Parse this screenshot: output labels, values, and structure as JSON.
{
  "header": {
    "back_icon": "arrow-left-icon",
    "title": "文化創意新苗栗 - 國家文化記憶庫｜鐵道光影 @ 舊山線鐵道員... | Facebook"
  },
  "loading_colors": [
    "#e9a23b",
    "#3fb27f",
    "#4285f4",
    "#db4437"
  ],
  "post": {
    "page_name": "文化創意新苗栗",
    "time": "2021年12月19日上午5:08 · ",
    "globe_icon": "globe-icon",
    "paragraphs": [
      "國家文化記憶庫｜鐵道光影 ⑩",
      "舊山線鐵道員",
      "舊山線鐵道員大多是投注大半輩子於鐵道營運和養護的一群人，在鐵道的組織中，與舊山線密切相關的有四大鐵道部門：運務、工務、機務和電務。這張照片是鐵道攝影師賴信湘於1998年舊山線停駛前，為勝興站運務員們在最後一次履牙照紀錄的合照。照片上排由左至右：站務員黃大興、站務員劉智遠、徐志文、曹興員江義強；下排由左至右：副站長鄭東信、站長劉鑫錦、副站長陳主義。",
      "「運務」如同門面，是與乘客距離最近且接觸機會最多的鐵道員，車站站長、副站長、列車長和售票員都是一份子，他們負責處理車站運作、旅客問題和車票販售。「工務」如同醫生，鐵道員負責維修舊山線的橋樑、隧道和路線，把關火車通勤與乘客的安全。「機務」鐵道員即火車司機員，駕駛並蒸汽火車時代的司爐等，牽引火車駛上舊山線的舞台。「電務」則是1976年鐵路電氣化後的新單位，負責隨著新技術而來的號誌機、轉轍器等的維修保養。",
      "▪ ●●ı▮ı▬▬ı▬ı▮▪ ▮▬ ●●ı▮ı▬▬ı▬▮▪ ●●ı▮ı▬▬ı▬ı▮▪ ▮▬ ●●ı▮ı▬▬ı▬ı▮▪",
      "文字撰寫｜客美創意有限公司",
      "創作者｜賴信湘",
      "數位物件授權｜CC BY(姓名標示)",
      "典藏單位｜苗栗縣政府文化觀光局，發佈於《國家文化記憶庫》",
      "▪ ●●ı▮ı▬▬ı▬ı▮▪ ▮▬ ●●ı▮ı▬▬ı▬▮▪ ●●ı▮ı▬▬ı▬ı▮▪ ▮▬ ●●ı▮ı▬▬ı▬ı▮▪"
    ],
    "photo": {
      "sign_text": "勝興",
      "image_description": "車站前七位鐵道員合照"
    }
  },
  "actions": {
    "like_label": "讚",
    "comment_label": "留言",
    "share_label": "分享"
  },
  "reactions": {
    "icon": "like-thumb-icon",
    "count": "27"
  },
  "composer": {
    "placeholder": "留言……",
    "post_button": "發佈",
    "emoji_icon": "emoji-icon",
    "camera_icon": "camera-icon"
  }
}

** WHAT YOU HAVE TO DO **
Please reproduce every line of the material word for word.

** COMPLETE RESPONSE **
Parse this screenshot: output labels, values, and structure as JSON.
{
  "header": {
    "back_icon": "arrow-left-icon",
    "title": "文化創意新苗栗 - 國家文化記憶庫｜鐵道光影 @ 舊山線鐵道員... | Facebook"
  },
  "loading_colors": [
    "#e9a23b",
    "#3fb27f",
    "#4285f4",
    "#db4437"
  ],
  "post": {
    "page_name": "文化創意新苗栗",
    "time": "2021年12月19日上午5:08 · ",
    "globe_icon": "globe-icon",
    "paragraphs": [
      "國家文化記憶庫｜鐵道光影 ⑩",
      "舊山線鐵道員",
      "舊山線鐵道員大多是投注大半輩子於鐵道營運和養護的一群人，在鐵道的組織中，與舊山線密切相關的有四大鐵道部門：運務、工務、機務和電務。這張照片是鐵道攝影師賴信湘於1998年舊山線停駛前，為勝興站運務員們在最後一次履牙照紀錄的合照。照片上排由左至右：站務員黃大興、站務員劉智遠、徐志文、曹興員江義強；下排由左至右：副站長鄭東信、站長劉鑫錦、副站長陳主義。",
      "「運務」如同門面，是與乘客距離最近且接觸機會最多的鐵道員，車站站長、副站長、列車長和售票員都是一份子，他們負責處理車站運作、旅客問題和車票販售。「工務」如同醫生，鐵道員負責維修舊山線的橋樑、隧道和路線，把關火車通勤與乘客的安全。「機務」鐵道員即火車司機員，駕駛並蒸汽火車時代的司爐等，牽引火車駛上舊山線的舞台。「電務」則是1976年鐵路電氣化後的新單位，負責隨著新技術而來的號誌機、轉轍器等的維修保養。",
      "▪ ●●ı▮ı▬▬ı▬ı▮▪ ▮▬ ●●ı▮ı▬▬ı▬▮▪ ●●ı▮ı▬▬ı▬ı▮▪ ▮▬ ●●ı▮ı▬▬ı▬ı▮▪",
      "文字撰寫｜客美創意有限公司",
      "創作者｜賴信湘",
      "數位物件授權｜CC BY(姓名標示)",
      "典藏單位｜苗栗縣政府文化觀光局，發佈於《國家文化記憶庫》",
      "▪ ●●ı▮ı▬▬ı▬ı▮▪ ▮▬ ●●ı▮ı▬▬ı▬▮▪ ●●ı▮ı▬▬ı▬ı▮▪ ▮▬ ●●ı▮ı▬▬ı▬ı▮▪"
    ],
    "photo": {
      "sign_text": "勝興",
      "image_description": "車站前七位鐵道員合照"
    }
  },
  "actions": {
    "like_label": "讚",
    "comment_label": "留言",
    "share_label": "分享"
  },
  "reactions": {
    "icon": "like-thumb-icon",
    "count": "27"
  },
  "composer": {
    "placeholder": "留言……",
    "post_button": "發佈",
    "emoji_icon": "emoji-icon",
    "camera_icon": "camera-icon"
  }
}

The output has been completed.